Entries drawn from a collection:
+ + +

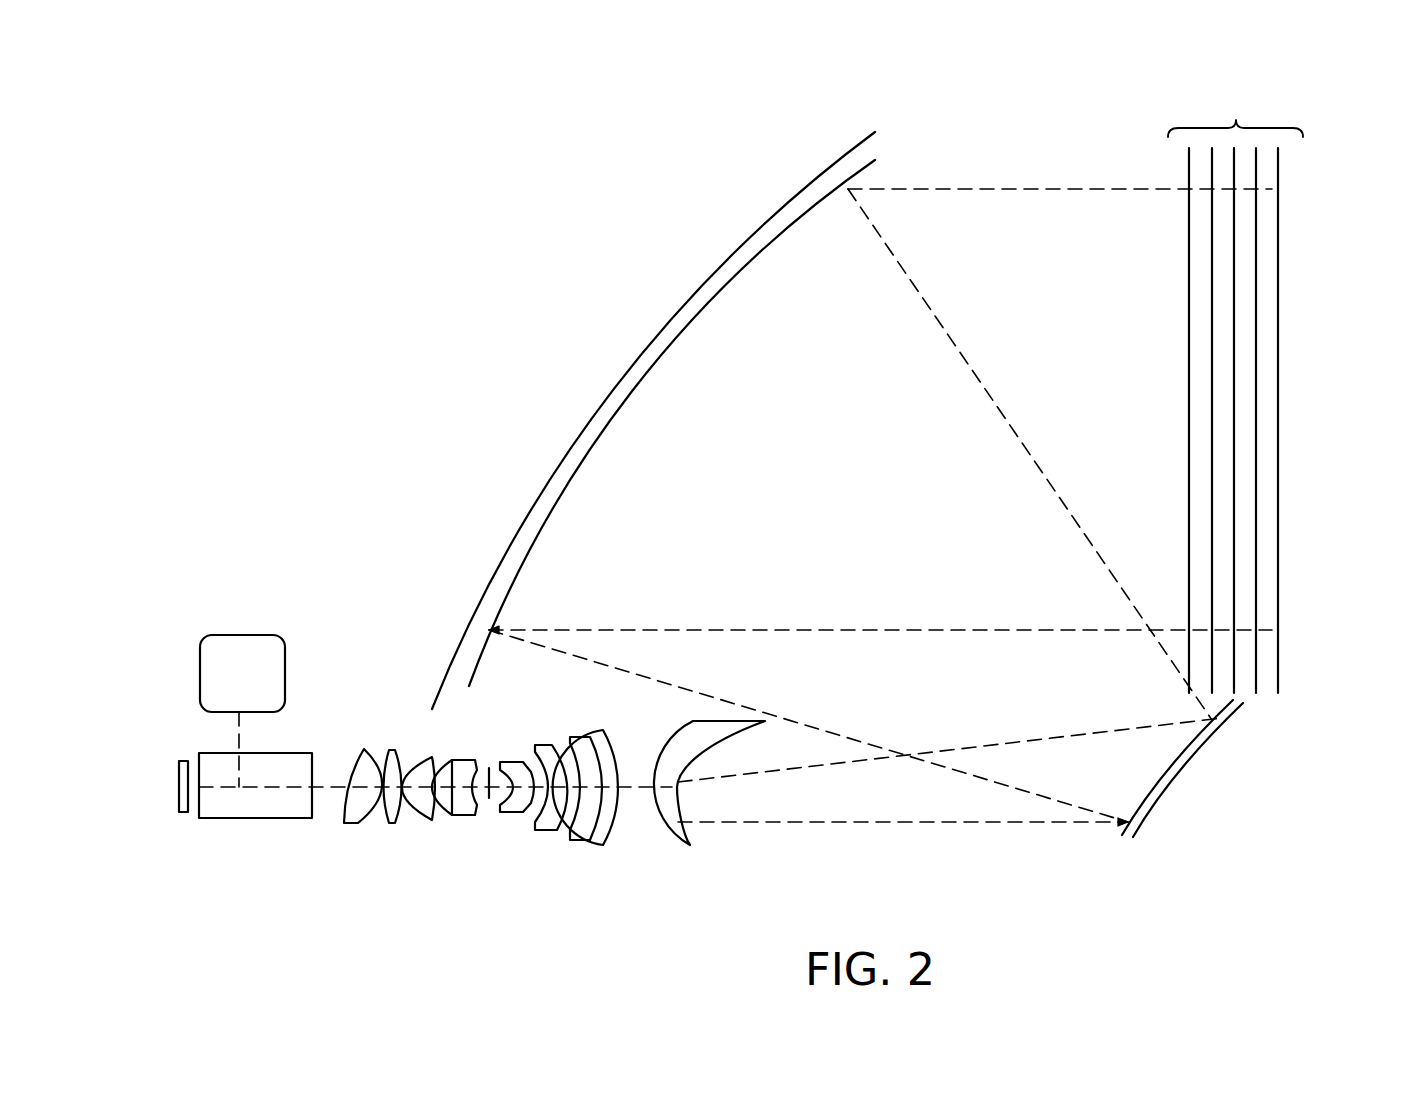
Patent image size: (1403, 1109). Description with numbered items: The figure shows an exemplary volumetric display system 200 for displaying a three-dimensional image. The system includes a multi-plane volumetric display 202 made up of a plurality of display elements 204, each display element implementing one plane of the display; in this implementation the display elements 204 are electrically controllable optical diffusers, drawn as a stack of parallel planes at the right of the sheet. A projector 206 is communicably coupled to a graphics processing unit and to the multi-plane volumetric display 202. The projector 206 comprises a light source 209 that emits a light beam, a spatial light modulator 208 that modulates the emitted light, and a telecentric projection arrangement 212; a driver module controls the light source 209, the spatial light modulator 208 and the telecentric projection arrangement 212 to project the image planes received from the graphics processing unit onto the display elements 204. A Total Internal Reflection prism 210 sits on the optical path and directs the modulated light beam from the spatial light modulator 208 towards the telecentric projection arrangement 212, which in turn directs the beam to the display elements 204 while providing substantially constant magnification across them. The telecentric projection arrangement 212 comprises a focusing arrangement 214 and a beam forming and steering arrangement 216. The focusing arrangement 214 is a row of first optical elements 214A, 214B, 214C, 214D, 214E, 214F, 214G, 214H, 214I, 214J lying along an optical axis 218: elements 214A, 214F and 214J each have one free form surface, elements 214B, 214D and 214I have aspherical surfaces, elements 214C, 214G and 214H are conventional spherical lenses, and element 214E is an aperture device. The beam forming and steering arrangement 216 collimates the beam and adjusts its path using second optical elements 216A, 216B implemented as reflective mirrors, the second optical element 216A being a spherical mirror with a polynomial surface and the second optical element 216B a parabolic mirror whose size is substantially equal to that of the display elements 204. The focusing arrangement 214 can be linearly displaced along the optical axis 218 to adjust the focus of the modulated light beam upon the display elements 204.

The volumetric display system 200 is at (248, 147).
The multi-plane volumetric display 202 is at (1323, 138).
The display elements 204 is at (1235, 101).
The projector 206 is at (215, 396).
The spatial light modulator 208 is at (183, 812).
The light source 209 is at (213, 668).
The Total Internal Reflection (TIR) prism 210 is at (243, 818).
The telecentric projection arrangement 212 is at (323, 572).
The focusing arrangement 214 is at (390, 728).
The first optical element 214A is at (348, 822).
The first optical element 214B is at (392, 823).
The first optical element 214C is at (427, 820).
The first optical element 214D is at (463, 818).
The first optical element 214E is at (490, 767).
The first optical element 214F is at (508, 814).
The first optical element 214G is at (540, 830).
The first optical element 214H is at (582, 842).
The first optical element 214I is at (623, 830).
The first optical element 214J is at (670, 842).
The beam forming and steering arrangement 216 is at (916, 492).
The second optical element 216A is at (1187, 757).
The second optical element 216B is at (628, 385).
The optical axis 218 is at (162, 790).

+ + +

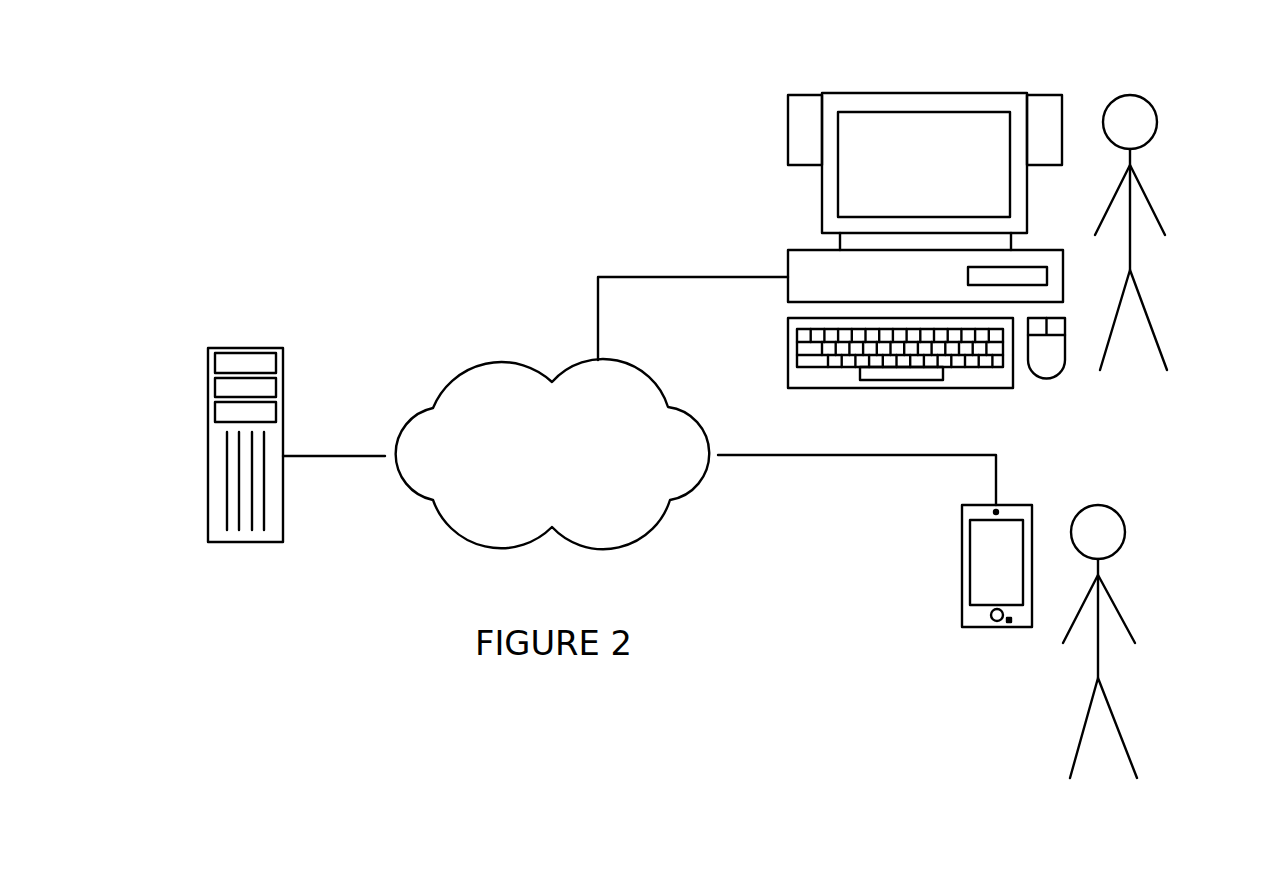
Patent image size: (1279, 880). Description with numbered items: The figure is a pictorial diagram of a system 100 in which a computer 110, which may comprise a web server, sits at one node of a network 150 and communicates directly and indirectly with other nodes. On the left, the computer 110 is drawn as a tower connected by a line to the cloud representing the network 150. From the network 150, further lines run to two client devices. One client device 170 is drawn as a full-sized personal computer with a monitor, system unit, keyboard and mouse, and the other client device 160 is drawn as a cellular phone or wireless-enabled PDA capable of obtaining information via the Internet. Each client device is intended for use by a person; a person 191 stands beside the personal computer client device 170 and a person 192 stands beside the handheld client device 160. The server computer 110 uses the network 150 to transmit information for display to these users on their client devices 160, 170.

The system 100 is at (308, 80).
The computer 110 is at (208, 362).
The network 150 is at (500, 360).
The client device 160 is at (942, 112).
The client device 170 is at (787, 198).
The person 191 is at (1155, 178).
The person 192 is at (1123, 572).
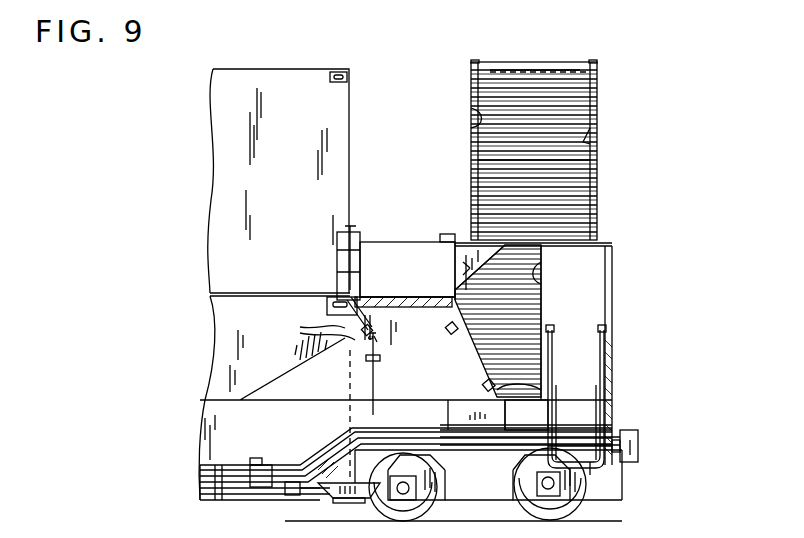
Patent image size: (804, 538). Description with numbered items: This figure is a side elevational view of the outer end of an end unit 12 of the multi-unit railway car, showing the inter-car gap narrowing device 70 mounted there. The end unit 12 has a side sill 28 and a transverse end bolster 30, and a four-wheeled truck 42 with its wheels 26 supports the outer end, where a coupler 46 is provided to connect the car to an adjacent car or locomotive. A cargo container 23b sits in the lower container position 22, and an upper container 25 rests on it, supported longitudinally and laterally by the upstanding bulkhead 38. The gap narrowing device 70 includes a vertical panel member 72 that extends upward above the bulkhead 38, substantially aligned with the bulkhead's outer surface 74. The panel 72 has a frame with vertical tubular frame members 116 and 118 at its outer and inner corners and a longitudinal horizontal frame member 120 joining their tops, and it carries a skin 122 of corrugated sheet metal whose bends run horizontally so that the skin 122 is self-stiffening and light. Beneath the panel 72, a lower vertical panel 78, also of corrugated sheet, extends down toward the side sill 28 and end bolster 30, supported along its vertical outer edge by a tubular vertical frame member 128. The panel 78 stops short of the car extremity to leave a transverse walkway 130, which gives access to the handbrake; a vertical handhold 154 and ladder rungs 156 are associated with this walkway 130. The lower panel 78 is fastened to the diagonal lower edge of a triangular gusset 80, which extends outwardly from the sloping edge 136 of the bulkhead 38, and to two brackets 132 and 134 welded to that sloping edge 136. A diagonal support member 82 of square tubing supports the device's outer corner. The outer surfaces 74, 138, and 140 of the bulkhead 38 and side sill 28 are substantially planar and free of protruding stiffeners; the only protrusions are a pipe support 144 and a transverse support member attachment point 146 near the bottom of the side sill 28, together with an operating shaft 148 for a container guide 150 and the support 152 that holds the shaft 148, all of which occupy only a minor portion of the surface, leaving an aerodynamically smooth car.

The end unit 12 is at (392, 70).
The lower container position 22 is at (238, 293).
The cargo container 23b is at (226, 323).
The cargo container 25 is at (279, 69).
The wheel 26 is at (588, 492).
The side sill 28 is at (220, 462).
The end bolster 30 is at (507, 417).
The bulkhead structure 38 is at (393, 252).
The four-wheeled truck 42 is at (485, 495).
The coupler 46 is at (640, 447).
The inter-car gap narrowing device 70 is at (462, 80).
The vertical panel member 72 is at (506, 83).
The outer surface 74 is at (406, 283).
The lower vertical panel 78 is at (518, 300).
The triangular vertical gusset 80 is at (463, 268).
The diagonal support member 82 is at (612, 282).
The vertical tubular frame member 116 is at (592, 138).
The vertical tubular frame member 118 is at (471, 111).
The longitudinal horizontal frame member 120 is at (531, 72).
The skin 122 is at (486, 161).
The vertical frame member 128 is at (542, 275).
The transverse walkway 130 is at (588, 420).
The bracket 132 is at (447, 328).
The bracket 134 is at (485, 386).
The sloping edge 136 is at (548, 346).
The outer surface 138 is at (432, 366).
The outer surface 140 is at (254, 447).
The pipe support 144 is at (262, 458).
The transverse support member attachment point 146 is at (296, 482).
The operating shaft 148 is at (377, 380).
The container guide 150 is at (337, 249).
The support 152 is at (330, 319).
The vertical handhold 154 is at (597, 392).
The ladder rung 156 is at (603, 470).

+ + +

What you should do — Extract, word for word, the lines of the records starting with the line that contains "Patent image size: (1279, 880)." and going on through the line that contains "The client device 160 is at (942, 112).".

Task result —
Patent image size: (1279, 880). Description with numbered items: The figure is a pictorial diagram of a system 100 in which a computer 110, which may comprise a web server, sits at one node of a network 150 and communicates directly and indirectly with other nodes. On the left, the computer 110 is drawn as a tower connected by a line to the cloud representing the network 150. From the network 150, further lines run to two client devices. One client device 170 is drawn as a full-sized personal computer with a monitor, system unit, keyboard and mouse, and the other client device 160 is drawn as a cellular phone or wireless-enabled PDA capable of obtaining information via the Internet. Each client device is intended for use by a person; a person 191 stands beside the personal computer client device 170 and a person 192 stands beside the handheld client device 160. The server computer 110 uses the network 150 to transmit information for display to these users on their client devices 160, 170.

The system 100 is at (308, 80).
The computer 110 is at (208, 362).
The network 150 is at (500, 360).
The client device 160 is at (942, 112).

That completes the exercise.